What to do
Copy out all lines of the records in which the word "prix" appears.

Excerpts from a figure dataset
## START

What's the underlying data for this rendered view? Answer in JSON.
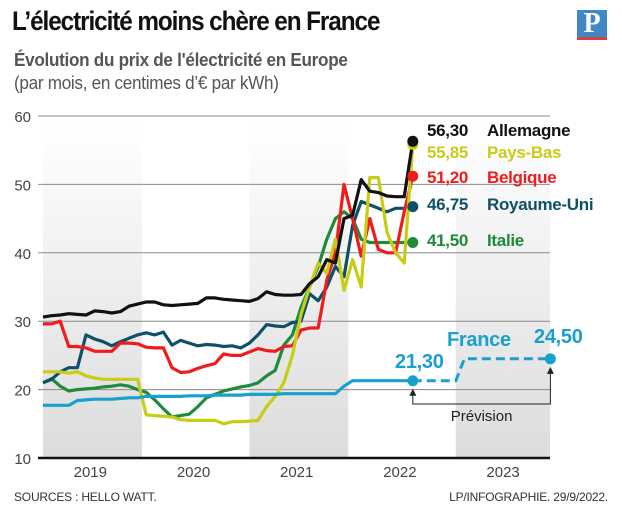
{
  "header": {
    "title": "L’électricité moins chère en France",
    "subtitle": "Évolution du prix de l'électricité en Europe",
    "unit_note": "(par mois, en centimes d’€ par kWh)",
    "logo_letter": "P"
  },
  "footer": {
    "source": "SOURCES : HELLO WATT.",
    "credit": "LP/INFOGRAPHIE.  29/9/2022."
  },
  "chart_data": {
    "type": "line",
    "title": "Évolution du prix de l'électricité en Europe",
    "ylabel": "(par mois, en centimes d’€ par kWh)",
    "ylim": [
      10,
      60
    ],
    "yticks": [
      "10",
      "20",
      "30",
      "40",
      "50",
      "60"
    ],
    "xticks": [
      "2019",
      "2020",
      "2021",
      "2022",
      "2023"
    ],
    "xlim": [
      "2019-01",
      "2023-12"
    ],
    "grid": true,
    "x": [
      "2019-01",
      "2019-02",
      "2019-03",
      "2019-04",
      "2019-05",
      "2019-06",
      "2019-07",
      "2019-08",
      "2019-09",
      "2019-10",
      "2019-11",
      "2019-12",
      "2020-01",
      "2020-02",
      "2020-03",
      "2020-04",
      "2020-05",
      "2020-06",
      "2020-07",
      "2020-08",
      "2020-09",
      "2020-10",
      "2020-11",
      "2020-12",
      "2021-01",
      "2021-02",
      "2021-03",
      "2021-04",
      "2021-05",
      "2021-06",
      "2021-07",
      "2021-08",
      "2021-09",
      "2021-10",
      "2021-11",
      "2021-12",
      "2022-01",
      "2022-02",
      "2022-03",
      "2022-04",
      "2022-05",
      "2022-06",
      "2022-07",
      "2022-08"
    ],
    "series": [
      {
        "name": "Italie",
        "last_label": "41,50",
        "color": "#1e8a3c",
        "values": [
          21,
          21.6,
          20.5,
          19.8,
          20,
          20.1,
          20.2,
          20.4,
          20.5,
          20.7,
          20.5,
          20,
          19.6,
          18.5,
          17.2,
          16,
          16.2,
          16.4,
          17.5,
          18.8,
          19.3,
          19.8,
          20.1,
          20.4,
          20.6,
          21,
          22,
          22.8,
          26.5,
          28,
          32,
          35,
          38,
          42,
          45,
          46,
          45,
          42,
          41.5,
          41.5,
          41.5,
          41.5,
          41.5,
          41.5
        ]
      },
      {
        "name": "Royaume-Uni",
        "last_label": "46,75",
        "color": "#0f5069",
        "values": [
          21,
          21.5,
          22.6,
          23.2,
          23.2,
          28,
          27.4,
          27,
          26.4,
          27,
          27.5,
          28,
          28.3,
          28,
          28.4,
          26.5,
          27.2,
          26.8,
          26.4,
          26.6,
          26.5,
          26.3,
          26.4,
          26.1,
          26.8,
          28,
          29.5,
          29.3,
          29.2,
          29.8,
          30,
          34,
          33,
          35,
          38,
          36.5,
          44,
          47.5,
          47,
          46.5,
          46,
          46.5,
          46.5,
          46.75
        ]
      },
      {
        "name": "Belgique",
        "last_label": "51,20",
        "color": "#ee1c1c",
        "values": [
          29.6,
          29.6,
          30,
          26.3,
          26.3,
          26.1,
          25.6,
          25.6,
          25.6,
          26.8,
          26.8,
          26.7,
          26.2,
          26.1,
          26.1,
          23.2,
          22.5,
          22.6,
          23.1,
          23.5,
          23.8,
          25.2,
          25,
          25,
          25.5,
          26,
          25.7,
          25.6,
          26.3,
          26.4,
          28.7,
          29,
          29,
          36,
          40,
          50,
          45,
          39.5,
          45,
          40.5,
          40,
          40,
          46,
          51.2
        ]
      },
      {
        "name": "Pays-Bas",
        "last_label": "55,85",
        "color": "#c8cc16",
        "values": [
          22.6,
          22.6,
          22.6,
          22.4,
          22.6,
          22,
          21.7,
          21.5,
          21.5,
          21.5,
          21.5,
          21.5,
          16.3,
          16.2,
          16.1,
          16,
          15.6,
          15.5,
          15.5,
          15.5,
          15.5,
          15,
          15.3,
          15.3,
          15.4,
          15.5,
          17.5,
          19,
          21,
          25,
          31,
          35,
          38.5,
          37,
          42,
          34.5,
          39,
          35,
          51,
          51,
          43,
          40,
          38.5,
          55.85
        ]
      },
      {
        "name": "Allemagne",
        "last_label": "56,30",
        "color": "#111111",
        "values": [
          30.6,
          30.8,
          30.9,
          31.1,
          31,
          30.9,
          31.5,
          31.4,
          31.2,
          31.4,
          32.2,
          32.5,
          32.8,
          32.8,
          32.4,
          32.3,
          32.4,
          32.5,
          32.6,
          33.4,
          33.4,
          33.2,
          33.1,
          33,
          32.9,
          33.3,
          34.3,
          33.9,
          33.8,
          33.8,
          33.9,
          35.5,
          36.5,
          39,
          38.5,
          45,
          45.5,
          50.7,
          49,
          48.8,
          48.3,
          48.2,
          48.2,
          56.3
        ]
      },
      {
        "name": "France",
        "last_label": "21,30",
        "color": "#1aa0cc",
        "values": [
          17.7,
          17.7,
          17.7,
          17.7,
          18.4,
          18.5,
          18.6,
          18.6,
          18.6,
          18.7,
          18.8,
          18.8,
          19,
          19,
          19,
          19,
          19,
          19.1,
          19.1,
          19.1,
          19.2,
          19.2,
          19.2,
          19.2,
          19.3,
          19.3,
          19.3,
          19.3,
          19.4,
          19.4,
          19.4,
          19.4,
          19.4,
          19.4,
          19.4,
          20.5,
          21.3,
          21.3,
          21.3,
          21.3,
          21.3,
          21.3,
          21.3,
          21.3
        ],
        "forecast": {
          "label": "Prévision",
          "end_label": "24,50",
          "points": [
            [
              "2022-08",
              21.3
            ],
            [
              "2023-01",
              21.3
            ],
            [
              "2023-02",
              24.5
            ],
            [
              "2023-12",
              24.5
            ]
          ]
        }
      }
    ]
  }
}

## END
## START

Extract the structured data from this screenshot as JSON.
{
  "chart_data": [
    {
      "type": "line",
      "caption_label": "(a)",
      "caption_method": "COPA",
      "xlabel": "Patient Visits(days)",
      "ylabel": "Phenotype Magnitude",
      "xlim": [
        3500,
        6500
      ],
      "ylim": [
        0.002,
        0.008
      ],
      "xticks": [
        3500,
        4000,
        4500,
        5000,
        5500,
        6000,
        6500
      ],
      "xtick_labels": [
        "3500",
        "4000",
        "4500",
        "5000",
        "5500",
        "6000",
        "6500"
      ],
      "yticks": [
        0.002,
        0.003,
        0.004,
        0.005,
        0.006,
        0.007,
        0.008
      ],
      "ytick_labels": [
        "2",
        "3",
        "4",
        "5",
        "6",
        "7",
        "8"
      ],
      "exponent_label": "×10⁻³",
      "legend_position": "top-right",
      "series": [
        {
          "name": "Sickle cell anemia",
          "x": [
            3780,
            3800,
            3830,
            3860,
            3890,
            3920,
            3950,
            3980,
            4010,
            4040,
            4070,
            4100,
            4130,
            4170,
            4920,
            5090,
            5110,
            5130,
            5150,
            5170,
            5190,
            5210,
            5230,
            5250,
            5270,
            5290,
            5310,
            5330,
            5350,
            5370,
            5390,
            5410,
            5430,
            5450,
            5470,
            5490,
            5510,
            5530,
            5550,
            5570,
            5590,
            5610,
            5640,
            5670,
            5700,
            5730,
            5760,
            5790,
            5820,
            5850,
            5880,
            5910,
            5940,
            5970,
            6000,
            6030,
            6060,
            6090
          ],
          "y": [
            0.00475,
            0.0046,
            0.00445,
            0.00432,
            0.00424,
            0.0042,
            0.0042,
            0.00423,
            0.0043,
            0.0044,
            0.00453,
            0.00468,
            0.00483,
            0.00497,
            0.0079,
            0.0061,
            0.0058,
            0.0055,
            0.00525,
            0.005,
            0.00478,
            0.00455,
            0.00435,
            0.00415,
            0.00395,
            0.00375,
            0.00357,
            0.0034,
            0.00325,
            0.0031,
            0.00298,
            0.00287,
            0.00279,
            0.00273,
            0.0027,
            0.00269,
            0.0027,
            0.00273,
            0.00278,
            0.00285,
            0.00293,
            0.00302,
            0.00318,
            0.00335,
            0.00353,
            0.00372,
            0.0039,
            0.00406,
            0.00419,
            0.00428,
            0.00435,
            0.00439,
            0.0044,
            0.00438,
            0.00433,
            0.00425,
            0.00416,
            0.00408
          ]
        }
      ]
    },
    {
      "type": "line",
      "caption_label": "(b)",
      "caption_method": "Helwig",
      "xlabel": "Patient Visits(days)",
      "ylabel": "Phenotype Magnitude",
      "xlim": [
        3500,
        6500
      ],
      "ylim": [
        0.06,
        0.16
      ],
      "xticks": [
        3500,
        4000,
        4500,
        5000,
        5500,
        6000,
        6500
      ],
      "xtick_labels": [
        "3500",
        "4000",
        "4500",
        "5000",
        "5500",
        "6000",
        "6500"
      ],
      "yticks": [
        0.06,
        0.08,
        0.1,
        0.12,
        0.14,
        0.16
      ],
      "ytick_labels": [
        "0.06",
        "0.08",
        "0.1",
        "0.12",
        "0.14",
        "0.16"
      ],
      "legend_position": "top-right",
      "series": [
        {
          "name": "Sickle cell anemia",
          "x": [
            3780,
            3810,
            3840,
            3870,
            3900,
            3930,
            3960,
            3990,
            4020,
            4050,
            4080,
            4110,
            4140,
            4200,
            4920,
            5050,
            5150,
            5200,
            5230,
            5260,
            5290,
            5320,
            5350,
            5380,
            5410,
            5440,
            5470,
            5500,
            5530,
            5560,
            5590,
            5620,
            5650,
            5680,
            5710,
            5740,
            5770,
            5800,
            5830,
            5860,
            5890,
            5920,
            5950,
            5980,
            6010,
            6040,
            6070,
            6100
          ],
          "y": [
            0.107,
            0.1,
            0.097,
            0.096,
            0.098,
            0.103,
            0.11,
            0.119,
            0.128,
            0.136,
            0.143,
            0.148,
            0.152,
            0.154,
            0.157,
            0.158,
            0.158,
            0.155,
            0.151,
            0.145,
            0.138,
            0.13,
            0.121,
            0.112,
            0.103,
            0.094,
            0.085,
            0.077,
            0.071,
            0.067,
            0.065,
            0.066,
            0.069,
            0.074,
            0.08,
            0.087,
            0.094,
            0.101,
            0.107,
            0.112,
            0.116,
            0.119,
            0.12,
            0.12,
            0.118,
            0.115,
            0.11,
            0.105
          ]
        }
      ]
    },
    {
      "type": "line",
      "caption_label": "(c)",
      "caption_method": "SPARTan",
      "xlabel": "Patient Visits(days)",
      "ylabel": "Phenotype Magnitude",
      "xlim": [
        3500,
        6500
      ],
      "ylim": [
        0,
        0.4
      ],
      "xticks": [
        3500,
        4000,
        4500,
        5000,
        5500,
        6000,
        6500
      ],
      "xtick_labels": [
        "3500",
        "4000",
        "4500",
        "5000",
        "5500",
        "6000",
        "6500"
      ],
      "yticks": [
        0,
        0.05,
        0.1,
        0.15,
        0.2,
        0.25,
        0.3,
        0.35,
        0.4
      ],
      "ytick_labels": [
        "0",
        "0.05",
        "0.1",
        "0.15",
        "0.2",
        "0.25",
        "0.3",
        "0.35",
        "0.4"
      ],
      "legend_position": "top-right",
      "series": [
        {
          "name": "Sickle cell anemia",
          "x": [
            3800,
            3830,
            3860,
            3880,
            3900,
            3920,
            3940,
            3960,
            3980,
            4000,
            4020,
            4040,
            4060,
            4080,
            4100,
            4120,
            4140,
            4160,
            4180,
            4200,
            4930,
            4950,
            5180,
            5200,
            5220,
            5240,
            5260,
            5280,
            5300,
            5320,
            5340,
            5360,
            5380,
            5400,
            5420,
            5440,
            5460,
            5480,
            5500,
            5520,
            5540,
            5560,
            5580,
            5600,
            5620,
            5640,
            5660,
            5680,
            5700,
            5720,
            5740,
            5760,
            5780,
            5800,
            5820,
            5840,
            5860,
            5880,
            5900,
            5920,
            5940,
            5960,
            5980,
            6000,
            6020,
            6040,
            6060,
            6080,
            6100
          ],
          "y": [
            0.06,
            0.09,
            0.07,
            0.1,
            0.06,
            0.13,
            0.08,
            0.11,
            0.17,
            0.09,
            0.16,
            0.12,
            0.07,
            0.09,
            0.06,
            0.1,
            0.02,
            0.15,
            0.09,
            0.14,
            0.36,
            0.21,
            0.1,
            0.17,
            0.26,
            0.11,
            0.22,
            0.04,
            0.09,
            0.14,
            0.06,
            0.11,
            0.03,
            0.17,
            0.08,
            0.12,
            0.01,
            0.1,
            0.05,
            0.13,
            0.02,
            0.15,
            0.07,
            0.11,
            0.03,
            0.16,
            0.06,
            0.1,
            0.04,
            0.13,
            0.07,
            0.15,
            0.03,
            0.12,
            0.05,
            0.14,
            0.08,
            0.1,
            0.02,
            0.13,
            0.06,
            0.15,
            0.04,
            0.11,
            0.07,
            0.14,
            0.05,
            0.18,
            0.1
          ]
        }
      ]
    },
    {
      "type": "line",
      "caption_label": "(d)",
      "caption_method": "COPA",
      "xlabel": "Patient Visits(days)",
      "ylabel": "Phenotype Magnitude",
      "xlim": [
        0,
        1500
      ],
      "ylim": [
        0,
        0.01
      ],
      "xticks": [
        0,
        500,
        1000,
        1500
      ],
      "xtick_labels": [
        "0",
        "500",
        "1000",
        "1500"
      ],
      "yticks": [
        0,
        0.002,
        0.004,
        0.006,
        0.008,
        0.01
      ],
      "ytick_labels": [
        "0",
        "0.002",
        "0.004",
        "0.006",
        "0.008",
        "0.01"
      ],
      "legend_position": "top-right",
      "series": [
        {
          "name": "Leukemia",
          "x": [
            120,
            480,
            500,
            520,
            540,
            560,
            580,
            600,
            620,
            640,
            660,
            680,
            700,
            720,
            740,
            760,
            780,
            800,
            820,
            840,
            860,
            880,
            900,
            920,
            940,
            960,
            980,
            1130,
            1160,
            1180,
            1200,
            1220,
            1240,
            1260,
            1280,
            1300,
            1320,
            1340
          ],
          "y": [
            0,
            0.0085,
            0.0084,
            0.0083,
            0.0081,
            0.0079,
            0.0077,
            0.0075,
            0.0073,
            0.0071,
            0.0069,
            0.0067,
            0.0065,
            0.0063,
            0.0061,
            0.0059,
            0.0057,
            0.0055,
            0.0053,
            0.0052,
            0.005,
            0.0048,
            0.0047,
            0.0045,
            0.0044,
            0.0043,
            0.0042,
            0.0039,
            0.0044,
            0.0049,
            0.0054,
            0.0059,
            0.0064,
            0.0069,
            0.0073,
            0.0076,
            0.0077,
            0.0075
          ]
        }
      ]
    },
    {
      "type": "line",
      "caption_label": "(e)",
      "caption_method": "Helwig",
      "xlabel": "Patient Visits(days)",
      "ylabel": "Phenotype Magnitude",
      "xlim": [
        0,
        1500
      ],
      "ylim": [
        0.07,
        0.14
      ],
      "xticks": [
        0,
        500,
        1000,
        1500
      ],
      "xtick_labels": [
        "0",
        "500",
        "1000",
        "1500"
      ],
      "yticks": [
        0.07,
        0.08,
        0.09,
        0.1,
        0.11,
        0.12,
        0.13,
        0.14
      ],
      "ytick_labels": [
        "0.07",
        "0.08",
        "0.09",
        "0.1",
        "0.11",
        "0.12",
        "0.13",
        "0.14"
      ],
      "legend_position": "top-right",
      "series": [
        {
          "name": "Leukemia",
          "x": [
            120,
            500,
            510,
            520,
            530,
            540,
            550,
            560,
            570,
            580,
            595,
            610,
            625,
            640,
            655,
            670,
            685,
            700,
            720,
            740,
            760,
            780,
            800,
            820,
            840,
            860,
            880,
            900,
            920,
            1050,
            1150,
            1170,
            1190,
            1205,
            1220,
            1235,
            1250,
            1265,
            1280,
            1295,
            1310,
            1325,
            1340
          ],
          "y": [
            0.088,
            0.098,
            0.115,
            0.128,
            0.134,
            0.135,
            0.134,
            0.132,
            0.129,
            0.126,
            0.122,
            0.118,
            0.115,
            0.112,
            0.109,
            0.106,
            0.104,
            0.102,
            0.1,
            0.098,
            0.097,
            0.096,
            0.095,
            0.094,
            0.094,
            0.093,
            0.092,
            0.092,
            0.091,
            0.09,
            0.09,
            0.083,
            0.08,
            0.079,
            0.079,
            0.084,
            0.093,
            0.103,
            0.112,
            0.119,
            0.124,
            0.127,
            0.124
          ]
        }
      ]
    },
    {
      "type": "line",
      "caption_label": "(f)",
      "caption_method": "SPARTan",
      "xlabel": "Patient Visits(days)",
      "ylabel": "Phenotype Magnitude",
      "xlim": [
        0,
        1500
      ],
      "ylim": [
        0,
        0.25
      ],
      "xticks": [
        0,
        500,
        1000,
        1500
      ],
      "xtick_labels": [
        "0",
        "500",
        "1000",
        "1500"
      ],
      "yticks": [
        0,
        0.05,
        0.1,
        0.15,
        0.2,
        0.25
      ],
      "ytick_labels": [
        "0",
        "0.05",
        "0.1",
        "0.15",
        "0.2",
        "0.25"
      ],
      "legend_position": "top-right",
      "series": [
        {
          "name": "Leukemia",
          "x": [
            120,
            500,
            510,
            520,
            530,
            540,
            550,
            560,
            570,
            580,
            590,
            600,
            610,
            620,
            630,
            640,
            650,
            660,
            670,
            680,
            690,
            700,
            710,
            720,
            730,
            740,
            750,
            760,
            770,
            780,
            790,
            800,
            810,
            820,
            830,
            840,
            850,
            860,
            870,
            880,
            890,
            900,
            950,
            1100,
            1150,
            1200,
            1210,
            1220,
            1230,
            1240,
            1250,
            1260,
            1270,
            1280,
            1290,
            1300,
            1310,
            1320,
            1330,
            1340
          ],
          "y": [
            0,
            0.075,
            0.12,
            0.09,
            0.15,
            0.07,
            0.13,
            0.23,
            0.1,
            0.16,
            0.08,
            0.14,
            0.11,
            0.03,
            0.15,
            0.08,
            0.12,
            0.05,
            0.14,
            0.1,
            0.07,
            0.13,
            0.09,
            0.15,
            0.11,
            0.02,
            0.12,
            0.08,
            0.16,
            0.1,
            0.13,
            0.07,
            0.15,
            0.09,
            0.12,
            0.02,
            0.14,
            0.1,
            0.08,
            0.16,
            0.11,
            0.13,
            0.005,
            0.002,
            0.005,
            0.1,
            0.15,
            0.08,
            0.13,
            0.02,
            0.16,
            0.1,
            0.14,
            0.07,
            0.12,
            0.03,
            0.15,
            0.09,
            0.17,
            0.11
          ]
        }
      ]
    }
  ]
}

## END
## START

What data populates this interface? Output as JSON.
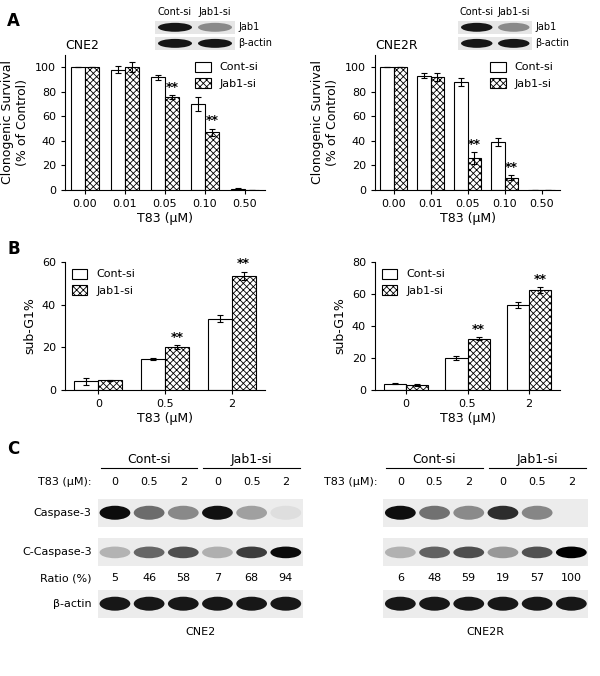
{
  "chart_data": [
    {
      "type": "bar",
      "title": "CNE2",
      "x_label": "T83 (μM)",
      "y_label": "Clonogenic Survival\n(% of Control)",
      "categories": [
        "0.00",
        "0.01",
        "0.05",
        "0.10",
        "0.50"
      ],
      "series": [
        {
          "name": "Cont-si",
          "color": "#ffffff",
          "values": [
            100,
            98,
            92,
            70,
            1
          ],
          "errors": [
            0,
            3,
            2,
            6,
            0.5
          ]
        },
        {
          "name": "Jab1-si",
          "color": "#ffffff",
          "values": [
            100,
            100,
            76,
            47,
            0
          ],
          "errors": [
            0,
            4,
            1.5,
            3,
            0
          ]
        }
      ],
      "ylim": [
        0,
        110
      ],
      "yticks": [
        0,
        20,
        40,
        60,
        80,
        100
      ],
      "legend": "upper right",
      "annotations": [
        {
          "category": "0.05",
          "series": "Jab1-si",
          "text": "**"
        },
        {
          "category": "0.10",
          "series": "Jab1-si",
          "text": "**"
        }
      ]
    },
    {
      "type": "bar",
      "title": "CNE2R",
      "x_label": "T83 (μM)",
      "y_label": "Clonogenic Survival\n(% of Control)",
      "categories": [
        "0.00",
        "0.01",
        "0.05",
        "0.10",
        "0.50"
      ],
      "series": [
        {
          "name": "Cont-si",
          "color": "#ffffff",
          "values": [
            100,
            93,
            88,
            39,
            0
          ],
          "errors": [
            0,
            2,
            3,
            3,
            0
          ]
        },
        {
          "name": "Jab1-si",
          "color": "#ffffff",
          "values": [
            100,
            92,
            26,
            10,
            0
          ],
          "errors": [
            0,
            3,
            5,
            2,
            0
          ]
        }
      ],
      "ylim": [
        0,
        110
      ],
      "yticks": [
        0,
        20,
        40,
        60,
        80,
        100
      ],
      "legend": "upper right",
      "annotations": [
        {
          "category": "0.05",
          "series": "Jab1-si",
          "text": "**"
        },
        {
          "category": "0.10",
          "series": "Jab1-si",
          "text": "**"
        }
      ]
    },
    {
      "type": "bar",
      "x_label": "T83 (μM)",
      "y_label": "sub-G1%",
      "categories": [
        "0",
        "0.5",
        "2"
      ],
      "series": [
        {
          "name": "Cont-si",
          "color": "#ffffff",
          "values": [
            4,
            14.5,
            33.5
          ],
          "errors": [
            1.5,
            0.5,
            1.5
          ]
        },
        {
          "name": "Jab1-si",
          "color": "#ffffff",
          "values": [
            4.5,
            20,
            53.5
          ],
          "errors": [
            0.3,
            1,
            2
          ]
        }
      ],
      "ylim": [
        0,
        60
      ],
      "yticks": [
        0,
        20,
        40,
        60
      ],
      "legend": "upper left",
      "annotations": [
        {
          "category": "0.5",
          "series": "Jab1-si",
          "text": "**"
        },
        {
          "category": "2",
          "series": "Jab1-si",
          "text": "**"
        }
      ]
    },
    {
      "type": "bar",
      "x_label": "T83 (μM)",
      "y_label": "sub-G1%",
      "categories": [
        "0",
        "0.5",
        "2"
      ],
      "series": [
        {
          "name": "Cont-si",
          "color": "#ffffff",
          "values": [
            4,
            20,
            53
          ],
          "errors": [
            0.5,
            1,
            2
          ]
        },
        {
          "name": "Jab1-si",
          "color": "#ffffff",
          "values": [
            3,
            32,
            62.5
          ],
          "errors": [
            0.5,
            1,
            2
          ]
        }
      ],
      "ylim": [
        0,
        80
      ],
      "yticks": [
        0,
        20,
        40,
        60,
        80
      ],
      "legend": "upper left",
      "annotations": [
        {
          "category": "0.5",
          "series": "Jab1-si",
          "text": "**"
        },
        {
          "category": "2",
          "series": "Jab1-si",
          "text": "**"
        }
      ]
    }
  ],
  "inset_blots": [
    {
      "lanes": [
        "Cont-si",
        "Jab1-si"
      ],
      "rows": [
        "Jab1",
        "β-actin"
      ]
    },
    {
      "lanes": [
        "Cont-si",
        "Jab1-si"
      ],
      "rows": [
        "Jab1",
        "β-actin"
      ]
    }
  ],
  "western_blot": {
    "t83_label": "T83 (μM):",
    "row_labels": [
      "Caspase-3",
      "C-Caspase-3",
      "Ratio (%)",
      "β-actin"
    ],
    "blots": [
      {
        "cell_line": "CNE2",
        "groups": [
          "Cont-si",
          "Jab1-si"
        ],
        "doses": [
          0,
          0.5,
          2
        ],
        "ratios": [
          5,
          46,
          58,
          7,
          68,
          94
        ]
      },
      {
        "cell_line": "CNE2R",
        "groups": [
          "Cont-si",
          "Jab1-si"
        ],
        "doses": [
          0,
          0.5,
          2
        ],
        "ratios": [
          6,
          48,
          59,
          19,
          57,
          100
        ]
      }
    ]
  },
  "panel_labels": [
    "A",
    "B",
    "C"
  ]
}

## END

Correct answer
    "subtitle": "Évolution du prix de l'électricité en Europe",
    "title": "Évolution du prix de l'électricité en Europe",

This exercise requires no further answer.